> _TASK OBJECTIVE_: Reproduce everything in the records below, from the line containing "Patent image size: (742, 765)." down to the line containing "The air flow 214 is at (472, 427).", with both of those lines included and every character unchanged.

▬▬▬

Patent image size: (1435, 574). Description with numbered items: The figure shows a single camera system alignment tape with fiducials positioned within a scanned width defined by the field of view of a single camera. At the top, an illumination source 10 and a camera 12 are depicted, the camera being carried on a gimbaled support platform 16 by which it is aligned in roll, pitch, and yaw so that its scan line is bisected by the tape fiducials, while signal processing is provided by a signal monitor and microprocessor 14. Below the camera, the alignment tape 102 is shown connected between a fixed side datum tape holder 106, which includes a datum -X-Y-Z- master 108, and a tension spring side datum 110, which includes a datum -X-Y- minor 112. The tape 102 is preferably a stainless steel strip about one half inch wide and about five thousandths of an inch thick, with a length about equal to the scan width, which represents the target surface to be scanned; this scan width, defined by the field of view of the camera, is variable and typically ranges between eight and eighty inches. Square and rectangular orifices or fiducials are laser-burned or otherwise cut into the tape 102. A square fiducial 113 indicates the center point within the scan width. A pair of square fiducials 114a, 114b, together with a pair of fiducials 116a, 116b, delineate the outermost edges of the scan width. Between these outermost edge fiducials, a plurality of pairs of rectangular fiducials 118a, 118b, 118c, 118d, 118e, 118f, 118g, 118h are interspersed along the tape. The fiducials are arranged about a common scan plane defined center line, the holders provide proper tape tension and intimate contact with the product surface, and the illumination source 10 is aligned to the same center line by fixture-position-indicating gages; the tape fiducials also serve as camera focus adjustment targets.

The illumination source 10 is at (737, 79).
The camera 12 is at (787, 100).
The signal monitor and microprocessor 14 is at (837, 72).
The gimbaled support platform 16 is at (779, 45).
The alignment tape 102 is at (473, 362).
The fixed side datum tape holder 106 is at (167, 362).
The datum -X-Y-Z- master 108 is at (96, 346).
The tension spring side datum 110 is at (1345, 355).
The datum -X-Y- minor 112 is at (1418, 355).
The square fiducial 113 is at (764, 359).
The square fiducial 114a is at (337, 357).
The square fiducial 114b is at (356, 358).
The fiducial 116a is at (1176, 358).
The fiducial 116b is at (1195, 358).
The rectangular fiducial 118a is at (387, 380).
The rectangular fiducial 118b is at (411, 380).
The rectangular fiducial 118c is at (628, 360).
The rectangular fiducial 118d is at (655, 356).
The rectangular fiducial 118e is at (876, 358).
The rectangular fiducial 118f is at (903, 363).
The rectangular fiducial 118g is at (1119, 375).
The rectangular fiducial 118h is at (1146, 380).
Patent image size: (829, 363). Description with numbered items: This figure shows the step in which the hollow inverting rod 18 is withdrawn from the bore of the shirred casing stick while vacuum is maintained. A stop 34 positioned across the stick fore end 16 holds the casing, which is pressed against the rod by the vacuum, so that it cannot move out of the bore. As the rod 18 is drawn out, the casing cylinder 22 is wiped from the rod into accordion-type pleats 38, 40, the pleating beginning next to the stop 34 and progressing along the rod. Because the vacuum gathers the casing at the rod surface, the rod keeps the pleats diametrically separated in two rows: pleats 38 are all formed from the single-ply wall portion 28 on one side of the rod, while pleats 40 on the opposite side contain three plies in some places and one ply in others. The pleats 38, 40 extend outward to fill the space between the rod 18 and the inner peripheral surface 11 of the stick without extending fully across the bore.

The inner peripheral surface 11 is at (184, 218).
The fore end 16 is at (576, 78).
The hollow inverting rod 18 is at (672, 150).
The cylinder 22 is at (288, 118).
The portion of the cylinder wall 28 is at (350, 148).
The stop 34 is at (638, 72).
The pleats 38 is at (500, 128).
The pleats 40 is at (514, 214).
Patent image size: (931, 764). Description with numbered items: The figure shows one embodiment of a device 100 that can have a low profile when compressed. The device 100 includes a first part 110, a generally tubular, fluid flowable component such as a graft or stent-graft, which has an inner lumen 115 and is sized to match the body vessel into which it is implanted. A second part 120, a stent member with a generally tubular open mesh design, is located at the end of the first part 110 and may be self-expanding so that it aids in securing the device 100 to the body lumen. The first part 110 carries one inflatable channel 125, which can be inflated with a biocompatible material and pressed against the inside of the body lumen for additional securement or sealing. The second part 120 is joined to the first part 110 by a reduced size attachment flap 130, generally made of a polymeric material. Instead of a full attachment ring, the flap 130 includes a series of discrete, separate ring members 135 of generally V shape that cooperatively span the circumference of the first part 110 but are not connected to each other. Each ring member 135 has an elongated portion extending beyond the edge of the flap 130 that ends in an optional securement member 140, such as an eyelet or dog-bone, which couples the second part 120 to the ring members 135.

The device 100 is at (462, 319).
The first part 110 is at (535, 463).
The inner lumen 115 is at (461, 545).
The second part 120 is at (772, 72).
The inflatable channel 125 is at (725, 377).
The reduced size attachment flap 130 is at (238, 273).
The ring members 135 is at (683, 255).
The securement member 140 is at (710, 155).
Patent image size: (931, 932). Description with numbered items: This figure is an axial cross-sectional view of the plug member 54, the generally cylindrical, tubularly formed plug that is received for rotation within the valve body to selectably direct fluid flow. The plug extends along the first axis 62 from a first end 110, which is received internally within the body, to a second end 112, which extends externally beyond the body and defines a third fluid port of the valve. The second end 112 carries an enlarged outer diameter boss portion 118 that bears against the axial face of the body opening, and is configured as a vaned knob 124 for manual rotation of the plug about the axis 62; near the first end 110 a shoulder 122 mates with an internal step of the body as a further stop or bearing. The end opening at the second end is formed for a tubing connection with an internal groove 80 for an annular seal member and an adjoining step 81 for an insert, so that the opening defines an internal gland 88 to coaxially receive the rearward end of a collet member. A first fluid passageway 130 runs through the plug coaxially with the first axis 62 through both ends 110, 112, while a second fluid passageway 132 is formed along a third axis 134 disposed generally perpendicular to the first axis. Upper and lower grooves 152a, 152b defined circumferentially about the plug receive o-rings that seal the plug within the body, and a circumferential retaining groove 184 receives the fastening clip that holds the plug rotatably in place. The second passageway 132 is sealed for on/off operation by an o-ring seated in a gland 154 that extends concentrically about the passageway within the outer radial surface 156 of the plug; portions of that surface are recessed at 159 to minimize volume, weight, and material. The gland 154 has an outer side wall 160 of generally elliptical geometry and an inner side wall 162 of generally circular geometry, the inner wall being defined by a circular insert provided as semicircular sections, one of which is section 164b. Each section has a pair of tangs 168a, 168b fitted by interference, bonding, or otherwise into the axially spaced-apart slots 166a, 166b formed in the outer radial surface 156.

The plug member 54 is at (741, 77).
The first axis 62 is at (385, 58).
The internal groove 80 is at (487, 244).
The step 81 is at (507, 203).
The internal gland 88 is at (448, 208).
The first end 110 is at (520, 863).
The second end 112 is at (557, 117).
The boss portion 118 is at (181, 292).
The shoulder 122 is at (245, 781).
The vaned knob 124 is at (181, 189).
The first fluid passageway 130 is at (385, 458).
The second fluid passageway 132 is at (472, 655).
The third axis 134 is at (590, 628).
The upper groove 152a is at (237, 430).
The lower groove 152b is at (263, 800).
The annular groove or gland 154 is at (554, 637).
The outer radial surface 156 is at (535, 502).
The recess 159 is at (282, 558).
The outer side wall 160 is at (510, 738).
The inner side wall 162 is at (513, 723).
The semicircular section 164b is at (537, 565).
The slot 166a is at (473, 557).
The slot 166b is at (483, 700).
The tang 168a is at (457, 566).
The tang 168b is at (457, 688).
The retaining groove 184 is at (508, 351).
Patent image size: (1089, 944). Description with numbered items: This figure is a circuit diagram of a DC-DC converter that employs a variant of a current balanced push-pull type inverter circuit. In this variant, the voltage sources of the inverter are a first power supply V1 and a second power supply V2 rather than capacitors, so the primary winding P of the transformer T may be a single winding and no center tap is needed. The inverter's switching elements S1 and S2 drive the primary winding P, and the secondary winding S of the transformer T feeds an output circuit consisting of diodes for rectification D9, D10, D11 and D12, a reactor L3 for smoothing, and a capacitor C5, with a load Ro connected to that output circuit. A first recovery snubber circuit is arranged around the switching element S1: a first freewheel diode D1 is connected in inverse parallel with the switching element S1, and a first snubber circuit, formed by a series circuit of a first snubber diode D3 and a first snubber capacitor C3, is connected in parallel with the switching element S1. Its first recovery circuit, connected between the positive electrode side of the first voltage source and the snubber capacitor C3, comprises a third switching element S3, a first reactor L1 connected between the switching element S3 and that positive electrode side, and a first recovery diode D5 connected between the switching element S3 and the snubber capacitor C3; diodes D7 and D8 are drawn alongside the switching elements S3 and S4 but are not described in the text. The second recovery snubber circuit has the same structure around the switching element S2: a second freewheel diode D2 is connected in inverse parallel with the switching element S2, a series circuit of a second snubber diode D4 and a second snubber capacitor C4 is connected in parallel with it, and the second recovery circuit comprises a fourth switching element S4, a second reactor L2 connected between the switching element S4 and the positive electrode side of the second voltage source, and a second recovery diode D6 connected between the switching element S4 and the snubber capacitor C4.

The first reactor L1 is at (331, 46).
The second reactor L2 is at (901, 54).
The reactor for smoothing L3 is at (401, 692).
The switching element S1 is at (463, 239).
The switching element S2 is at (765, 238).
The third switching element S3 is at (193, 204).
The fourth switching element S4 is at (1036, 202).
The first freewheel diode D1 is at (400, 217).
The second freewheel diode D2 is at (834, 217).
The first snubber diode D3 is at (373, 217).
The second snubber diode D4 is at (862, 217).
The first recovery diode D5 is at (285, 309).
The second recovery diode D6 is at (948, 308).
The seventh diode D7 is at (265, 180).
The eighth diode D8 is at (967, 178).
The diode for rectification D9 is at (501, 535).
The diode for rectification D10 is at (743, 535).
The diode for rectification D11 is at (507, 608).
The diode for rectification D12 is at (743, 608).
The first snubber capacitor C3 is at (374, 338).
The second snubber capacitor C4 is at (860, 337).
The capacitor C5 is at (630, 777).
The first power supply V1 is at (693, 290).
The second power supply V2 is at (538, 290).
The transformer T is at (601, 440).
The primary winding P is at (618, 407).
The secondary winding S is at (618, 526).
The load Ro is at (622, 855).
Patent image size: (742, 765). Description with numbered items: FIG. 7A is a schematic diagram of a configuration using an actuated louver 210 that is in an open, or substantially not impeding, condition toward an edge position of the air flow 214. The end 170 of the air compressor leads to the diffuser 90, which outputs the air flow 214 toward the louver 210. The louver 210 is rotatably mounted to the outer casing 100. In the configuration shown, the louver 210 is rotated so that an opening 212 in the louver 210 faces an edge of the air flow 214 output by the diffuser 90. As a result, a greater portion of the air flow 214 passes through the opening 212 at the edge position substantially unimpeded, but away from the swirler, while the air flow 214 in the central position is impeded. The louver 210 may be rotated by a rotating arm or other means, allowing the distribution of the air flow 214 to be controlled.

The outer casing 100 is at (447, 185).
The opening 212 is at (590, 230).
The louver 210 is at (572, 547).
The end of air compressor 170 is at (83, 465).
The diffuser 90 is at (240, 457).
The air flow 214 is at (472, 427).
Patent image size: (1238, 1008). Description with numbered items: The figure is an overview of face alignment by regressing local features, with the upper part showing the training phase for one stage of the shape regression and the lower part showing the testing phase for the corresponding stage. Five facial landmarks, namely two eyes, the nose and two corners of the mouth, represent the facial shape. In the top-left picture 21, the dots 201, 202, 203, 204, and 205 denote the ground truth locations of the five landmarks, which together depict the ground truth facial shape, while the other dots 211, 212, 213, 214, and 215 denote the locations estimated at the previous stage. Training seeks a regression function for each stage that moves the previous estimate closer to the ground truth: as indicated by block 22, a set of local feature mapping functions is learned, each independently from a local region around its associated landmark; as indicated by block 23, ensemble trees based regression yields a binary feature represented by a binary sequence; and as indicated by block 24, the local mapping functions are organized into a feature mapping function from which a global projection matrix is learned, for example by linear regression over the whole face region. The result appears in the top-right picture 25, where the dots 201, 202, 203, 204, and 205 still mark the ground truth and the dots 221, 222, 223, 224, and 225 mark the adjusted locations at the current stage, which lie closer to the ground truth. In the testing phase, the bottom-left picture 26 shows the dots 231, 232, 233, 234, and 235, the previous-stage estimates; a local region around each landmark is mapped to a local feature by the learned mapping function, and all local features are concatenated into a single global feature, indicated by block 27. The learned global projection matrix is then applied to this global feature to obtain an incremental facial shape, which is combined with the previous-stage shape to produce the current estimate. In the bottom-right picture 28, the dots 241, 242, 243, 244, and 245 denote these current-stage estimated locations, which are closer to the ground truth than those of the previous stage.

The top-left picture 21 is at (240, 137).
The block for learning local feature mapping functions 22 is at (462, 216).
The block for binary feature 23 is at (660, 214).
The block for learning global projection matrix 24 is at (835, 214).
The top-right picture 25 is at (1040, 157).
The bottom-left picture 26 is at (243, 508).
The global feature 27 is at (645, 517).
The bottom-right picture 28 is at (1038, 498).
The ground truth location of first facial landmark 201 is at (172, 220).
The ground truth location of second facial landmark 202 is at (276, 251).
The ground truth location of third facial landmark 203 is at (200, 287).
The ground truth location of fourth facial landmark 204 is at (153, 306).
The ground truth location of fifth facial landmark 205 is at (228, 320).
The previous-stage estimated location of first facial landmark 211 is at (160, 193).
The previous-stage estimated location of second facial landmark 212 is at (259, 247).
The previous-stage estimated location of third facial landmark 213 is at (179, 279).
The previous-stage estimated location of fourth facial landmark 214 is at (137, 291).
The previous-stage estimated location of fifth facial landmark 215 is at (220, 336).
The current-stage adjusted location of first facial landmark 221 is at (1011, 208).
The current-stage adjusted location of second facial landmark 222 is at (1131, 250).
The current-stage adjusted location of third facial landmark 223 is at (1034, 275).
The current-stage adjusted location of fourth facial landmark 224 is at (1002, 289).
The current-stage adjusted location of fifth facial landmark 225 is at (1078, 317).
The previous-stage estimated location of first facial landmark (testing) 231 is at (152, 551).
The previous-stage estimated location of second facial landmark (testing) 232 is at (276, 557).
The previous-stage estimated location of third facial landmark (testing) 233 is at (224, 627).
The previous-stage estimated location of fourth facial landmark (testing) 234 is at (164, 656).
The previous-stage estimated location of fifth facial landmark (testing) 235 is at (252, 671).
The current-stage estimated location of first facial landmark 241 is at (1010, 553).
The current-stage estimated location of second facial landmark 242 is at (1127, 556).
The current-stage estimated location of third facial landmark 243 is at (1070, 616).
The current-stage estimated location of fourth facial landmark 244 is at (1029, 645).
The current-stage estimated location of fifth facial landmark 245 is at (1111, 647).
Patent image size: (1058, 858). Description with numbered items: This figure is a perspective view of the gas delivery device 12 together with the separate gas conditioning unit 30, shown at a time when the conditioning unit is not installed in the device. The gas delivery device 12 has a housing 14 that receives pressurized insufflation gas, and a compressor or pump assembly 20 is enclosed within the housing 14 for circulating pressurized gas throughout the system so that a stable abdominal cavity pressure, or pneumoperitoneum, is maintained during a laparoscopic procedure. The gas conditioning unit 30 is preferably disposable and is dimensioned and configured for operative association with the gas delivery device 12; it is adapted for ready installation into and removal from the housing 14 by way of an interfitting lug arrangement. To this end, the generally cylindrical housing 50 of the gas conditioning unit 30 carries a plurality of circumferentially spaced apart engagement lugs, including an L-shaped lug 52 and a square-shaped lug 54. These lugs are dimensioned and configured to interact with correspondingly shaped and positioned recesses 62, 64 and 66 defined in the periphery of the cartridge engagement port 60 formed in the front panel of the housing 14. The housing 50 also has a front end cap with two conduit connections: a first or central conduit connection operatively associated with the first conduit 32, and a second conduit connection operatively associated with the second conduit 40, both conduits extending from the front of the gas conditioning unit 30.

▬▬▬

> _SOLUTION_:
Patent image size: (742, 765). Description with numbered items: FIG. 7A is a schematic diagram of a configuration using an actuated louver 210 that is in an open, or substantially not impeding, condition toward an edge position of the air flow 214. The end 170 of the air compressor leads to the diffuser 90, which outputs the air flow 214 toward the louver 210. The louver 210 is rotatably mounted to the outer casing 100. In the configuration shown, the louver 210 is rotated so that an opening 212 in the louver 210 faces an edge of the air flow 214 output by the diffuser 90. As a result, a greater portion of the air flow 214 passes through the opening 212 at the edge position substantially unimpeded, but away from the swirler, while the air flow 214 in the central position is impeded. The louver 210 may be rotated by a rotating arm or other means, allowing the distribution of the air flow 214 to be controlled.

The outer casing 100 is at (447, 185).
The opening 212 is at (590, 230).
The louver 210 is at (572, 547).
The end of air compressor 170 is at (83, 465).
The diffuser 90 is at (240, 457).
The air flow 214 is at (472, 427).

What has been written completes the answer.